What you will do:
Rewrite the data below, swapping "interactable" for "clickable" wherever it occurs and leaving everything else unchanged. Leave out the pictures.

Information provided:
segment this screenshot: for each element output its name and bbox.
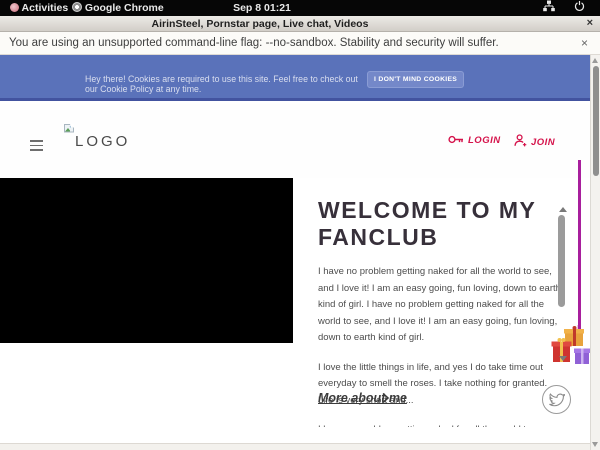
scrollbar-up-arrow-icon[interactable] — [592, 58, 598, 63]
cookie-banner: Hey there! Cookies are required to use t… — [0, 55, 590, 101]
window-title-bar[interactable]: AirinSteel, Pornstar page, Live chat, Vi… — [0, 16, 600, 32]
add-user-icon — [514, 134, 527, 147]
inner-scrollbar-thumb[interactable] — [558, 215, 565, 307]
scrollbar-down-arrow-icon[interactable] — [592, 442, 598, 447]
hamburger-menu-icon[interactable] — [30, 140, 43, 151]
activities-button[interactable]: Activities — [10, 0, 68, 16]
infobar-message: You are using an unsupported command-lin… — [9, 37, 499, 49]
accept-cookies-button[interactable]: I DON'T MIND COOKIES — [367, 71, 464, 88]
site-logo[interactable]: LOGO — [64, 124, 134, 154]
about-paragraph-clipped: I have no problem getting naked for all … — [318, 422, 562, 427]
twitter-bird-icon — [548, 392, 565, 407]
video-player[interactable] — [0, 178, 293, 343]
chrome-icon — [72, 2, 82, 12]
key-icon — [448, 134, 464, 145]
more-about-me-link[interactable]: More about me — [318, 391, 407, 405]
window-title: AirinSteel, Pornstar page, Live chat, Vi… — [0, 16, 520, 32]
about-paragraph: I have no problem getting naked for all … — [318, 264, 562, 347]
clock[interactable]: Sep 8 01:21 — [224, 0, 300, 16]
join-label: JOIN — [531, 137, 555, 148]
broken-image-icon — [64, 124, 74, 134]
activities-dot-icon — [10, 3, 19, 12]
gnome-top-bar: Activities Google Chrome Sep 8 01:21 — [0, 0, 600, 16]
twitter-button[interactable] — [542, 385, 571, 414]
gifts-icon[interactable] — [551, 325, 593, 369]
network-icon[interactable] — [543, 0, 555, 16]
page-scrollbar[interactable] — [590, 55, 600, 450]
chevron-right-icon — [381, 392, 390, 404]
gift-ribbon-line — [578, 160, 581, 330]
inner-scrollbar-down-arrow-icon[interactable] — [559, 356, 567, 361]
page-bottom-edge — [0, 443, 590, 450]
power-icon[interactable] — [574, 0, 585, 16]
cookie-message: Hey there! Cookies are required to use t… — [85, 74, 360, 94]
login-label: LOGIN — [468, 135, 501, 146]
activities-label: Activities — [22, 2, 69, 14]
scrollbar-thumb[interactable] — [593, 66, 599, 176]
app-menu-label: Google Chrome — [85, 2, 164, 14]
chrome-infobar: You are using an unsupported command-lin… — [0, 32, 600, 55]
welcome-heading: WELCOME TO MY FANCLUB — [318, 197, 562, 251]
app-menu-button[interactable]: Google Chrome — [72, 0, 164, 16]
login-button[interactable]: LOGIN — [448, 134, 501, 146]
infobar-close-icon[interactable]: × — [581, 36, 588, 50]
window-close-icon[interactable]: × — [587, 16, 593, 31]
logo-text: LOGO — [75, 133, 130, 150]
inner-scrollbar-up-arrow-icon[interactable] — [559, 207, 567, 212]
join-button[interactable]: JOIN — [514, 134, 555, 148]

Written answer:
segment this screenshot: for each element output its name and bbox.
scrollbar-up-arrow-icon[clickable] — [592, 58, 598, 63]
cookie-banner: Hey there! Cookies are required to use t… — [0, 55, 590, 101]
window-title-bar[clickable]: AirinSteel, Pornstar page, Live chat, Vi… — [0, 16, 600, 32]
add-user-icon — [514, 134, 527, 147]
inner-scrollbar-thumb[clickable] — [558, 215, 565, 307]
scrollbar-down-arrow-icon[clickable] — [592, 442, 598, 447]
hamburger-menu-icon[clickable] — [30, 140, 43, 151]
activities-button[clickable]: Activities — [10, 0, 68, 16]
infobar-message: You are using an unsupported command-lin… — [9, 37, 499, 49]
accept-cookies-button[clickable]: I DON'T MIND COOKIES — [367, 71, 464, 88]
site-logo[clickable]: LOGO — [64, 124, 134, 154]
about-paragraph-clipped: I have no problem getting naked for all … — [318, 422, 562, 427]
twitter-bird-icon — [548, 392, 565, 407]
video-player[clickable] — [0, 178, 293, 343]
chrome-icon — [72, 2, 82, 12]
key-icon — [448, 134, 464, 145]
more-about-me-link[clickable]: More about me — [318, 391, 407, 405]
window-title: AirinSteel, Pornstar page, Live chat, Vi… — [0, 16, 520, 32]
about-paragraph: I have no problem getting naked for all … — [318, 264, 562, 347]
clock[clickable]: Sep 8 01:21 — [224, 0, 300, 16]
join-label: JOIN — [531, 137, 555, 148]
broken-image-icon — [64, 124, 74, 134]
activities-dot-icon — [10, 3, 19, 12]
gnome-top-bar: Activities Google Chrome Sep 8 01:21 — [0, 0, 600, 16]
twitter-button[clickable] — [542, 385, 571, 414]
gifts-icon[clickable] — [551, 325, 593, 369]
network-icon[clickable] — [543, 0, 555, 16]
page-scrollbar[clickable] — [590, 55, 600, 450]
chevron-right-icon — [381, 392, 390, 404]
gift-ribbon-line — [578, 160, 581, 330]
inner-scrollbar-down-arrow-icon[clickable] — [559, 356, 567, 361]
page-bottom-edge — [0, 443, 590, 450]
power-icon[clickable] — [574, 0, 585, 16]
cookie-message: Hey there! Cookies are required to use t… — [85, 74, 360, 94]
login-label: LOGIN — [468, 135, 501, 146]
activities-label: Activities — [22, 2, 69, 14]
scrollbar-thumb[clickable] — [593, 66, 599, 176]
app-menu-label: Google Chrome — [85, 2, 164, 14]
chrome-infobar: You are using an unsupported command-lin… — [0, 32, 600, 55]
welcome-heading: WELCOME TO MY FANCLUB — [318, 197, 562, 251]
app-menu-button[clickable]: Google Chrome — [72, 0, 164, 16]
login-button[clickable]: LOGIN — [448, 134, 501, 146]
infobar-close-icon[clickable]: × — [581, 36, 588, 50]
window-close-icon[clickable]: × — [587, 16, 593, 31]
logo-text: LOGO — [75, 133, 130, 150]
inner-scrollbar-up-arrow-icon[clickable] — [559, 207, 567, 212]
join-button[clickable]: JOIN — [514, 134, 555, 148]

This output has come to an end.